Your task is to restate the data word for word.

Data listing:
[START]

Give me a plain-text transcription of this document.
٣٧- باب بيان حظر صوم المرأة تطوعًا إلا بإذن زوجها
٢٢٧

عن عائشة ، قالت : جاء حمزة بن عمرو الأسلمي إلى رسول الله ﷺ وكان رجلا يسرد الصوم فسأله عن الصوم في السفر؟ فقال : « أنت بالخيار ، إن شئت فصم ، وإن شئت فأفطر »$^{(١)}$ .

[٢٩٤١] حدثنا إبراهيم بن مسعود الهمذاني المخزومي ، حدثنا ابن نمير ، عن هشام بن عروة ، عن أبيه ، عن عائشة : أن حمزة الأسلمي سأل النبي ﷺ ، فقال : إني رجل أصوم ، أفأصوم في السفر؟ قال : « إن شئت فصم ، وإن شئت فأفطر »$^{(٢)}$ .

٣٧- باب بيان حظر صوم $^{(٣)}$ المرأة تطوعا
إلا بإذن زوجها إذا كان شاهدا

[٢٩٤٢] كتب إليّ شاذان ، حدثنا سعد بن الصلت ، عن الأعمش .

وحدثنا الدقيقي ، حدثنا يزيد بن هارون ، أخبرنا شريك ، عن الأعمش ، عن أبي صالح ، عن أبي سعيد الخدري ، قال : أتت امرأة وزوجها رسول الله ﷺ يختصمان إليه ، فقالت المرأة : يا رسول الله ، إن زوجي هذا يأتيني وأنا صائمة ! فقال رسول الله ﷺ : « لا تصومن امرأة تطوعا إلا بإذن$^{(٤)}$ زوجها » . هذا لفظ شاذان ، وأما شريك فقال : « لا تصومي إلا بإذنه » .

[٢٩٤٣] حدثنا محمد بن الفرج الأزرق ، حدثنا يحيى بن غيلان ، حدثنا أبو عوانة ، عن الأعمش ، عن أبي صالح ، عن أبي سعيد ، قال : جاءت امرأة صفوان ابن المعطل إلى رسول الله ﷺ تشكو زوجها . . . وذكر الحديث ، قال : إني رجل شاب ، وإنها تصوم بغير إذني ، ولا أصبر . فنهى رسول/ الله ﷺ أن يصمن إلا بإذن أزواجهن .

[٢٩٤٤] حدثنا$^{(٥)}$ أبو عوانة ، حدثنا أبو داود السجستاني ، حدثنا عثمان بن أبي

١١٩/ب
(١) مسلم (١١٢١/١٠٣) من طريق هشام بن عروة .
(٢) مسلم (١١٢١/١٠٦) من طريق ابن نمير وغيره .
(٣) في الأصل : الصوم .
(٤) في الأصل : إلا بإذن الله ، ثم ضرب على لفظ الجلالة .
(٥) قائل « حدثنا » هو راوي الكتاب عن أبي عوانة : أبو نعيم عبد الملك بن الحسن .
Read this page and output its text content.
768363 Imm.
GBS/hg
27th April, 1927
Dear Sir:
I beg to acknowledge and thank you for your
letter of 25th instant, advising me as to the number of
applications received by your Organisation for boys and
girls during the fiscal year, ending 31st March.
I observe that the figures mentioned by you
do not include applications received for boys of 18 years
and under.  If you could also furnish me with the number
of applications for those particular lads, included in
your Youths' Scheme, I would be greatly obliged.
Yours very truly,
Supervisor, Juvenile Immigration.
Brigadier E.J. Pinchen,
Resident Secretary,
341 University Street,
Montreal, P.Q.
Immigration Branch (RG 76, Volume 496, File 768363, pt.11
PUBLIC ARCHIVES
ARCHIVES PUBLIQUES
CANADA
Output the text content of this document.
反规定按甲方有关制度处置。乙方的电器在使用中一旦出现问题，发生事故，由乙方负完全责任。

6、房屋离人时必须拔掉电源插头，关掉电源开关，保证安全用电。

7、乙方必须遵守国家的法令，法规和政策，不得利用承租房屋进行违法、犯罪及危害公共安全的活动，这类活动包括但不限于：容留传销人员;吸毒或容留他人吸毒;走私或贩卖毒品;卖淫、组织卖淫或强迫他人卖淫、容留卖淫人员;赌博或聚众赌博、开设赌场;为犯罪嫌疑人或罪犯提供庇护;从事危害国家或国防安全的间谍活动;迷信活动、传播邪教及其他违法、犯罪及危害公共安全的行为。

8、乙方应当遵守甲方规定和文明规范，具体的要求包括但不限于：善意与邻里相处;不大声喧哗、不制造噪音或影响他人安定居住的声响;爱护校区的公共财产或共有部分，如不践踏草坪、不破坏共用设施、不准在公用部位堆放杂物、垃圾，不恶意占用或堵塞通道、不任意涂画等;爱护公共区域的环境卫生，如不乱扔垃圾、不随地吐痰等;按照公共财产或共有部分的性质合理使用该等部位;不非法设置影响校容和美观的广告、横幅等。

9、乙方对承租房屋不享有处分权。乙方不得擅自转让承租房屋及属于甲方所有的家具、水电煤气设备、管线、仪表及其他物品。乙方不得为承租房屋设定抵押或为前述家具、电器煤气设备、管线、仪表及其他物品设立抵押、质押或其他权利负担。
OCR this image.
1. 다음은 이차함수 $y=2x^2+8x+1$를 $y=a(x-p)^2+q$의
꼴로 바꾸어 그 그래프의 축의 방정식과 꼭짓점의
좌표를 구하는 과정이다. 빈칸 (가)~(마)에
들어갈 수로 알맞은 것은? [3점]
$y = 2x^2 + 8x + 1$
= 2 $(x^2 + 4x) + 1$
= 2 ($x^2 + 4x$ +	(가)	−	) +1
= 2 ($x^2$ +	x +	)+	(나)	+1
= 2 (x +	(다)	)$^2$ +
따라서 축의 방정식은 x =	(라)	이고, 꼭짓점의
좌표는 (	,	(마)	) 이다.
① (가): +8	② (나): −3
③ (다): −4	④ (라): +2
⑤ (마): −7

[END]

Answer to the problem
Give me a plain-text transcription of this document.
٣٧- باب بيان حظر صوم المرأة تطوعًا إلا بإذن زوجها
٢٢٧

عن عائشة ، قالت : جاء حمزة بن عمرو الأسلمي إلى رسول الله ﷺ وكان رجلا يسرد الصوم فسأله عن الصوم في السفر؟ فقال : « أنت بالخيار ، إن شئت فصم ، وإن شئت فأفطر »$^{(١)}$ .

[٢٩٤١] حدثنا إبراهيم بن مسعود الهمذاني المخزومي ، حدثنا ابن نمير ، عن هشام بن عروة ، عن أبيه ، عن عائشة : أن حمزة الأسلمي سأل النبي ﷺ ، فقال : إني رجل أصوم ، أفأصوم في السفر؟ قال : « إن شئت فصم ، وإن شئت فأفطر »$^{(٢)}$ .

٣٧- باب بيان حظر صوم $^{(٣)}$ المرأة تطوعا
إلا بإذن زوجها إذا كان شاهدا

[٢٩٤٢] كتب إليّ شاذان ، حدثنا سعد بن الصلت ، عن الأعمش .

وحدثنا الدقيقي ، حدثنا يزيد بن هارون ، أخبرنا شريك ، عن الأعمش ، عن أبي صالح ، عن أبي سعيد الخدري ، قال : أتت امرأة وزوجها رسول الله ﷺ يختصمان إليه ، فقالت المرأة : يا رسول الله ، إن زوجي هذا يأتيني وأنا صائمة ! فقال رسول الله ﷺ : « لا تصومن امرأة تطوعا إلا بإذن$^{(٤)}$ زوجها » . هذا لفظ شاذان ، وأما شريك فقال : « لا تصومي إلا بإذنه » .

[٢٩٤٣] حدثنا محمد بن الفرج الأزرق ، حدثنا يحيى بن غيلان ، حدثنا أبو عوانة ، عن الأعمش ، عن أبي صالح ، عن أبي سعيد ، قال : جاءت امرأة صفوان ابن المعطل إلى رسول الله ﷺ تشكو زوجها . . . وذكر الحديث ، قال : إني رجل شاب ، وإنها تصوم بغير إذني ، ولا أصبر . فنهى رسول/ الله ﷺ أن يصمن إلا بإذن أزواجهن .

[٢٩٤٤] حدثنا$^{(٥)}$ أبو عوانة ، حدثنا أبو داود السجستاني ، حدثنا عثمان بن أبي

١١٩/ب
(١) مسلم (١١٢١/١٠٣) من طريق هشام بن عروة .
(٢) مسلم (١١٢١/١٠٦) من طريق ابن نمير وغيره .
(٣) في الأصل : الصوم .
(٤) في الأصل : إلا بإذن الله ، ثم ضرب على لفظ الجلالة .
(٥) قائل « حدثنا » هو راوي الكتاب عن أبي عوانة : أبو نعيم عبد الملك بن الحسن .
Read this page and output its text content.
768363 Imm.
GBS/hg
27th April, 1927
Dear Sir:
I beg to acknowledge and thank you for your
letter of 25th instant, advising me as to the number of
applications received by your Organisation for boys and
girls during the fiscal year, ending 31st March.
I observe that the figures mentioned by you
do not include applications received for boys of 18 years
and under.  If you could also furnish me with the number
of applications for those particular lads, included in
your Youths' Scheme, I would be greatly obliged.
Yours very truly,
Supervisor, Juvenile Immigration.
Brigadier E.J. Pinchen,
Resident Secretary,
341 University Street,
Montreal, P.Q.
Immigration Branch (RG 76, Volume 496, File 768363, pt.11
PUBLIC ARCHIVES
ARCHIVES PUBLIQUES
CANADA
Output the text content of this document.
反规定按甲方有关制度处置。乙方的电器在使用中一旦出现问题，发生事故，由乙方负完全责任。

6、房屋离人时必须拔掉电源插头，关掉电源开关，保证安全用电。

7、乙方必须遵守国家的法令，法规和政策，不得利用承租房屋进行违法、犯罪及危害公共安全的活动，这类活动包括但不限于：容留传销人员;吸毒或容留他人吸毒;走私或贩卖毒品;卖淫、组织卖淫或强迫他人卖淫、容留卖淫人员;赌博或聚众赌博、开设赌场;为犯罪嫌疑人或罪犯提供庇护;从事危害国家或国防安全的间谍活动;迷信活动、传播邪教及其他违法、犯罪及危害公共安全的行为。

8、乙方应当遵守甲方规定和文明规范，具体的要求包括但不限于：善意与邻里相处;不大声喧哗、不制造噪音或影响他人安定居住的声响;爱护校区的公共财产或共有部分，如不践踏草坪、不破坏共用设施、不准在公用部位堆放杂物、垃圾，不恶意占用或堵塞通道、不任意涂画等;爱护公共区域的环境卫生，如不乱扔垃圾、不随地吐痰等;按照公共财产或共有部分的性质合理使用该等部位;不非法设置影响校容和美观的广告、横幅等。

9、乙方对承租房屋不享有处分权。乙方不得擅自转让承租房屋及属于甲方所有的家具、水电煤气设备、管线、仪表及其他物品。乙方不得为承租房屋设定抵押或为前述家具、电器煤气设备、管线、仪表及其他物品设立抵押、质押或其他权利负担。
OCR this image.
1. 다음은 이차함수 $y=2x^2+8x+1$를 $y=a(x-p)^2+q$의
꼴로 바꾸어 그 그래프의 축의 방정식과 꼭짓점의
좌표를 구하는 과정이다. 빈칸 (가)~(마)에
들어갈 수로 알맞은 것은? [3점]
$y = 2x^2 + 8x + 1$
= 2 $(x^2 + 4x) + 1$
= 2 ($x^2 + 4x$ +	(가)	−	) +1
= 2 ($x^2$ +	x +	)+	(나)	+1
= 2 (x +	(다)	)$^2$ +
따라서 축의 방정식은 x =	(라)	이고, 꼭짓점의
좌표는 (	,	(마)	) 이다.
① (가): +8	② (나): −3
③ (다): −4	④ (라): +2
⑤ (마): −7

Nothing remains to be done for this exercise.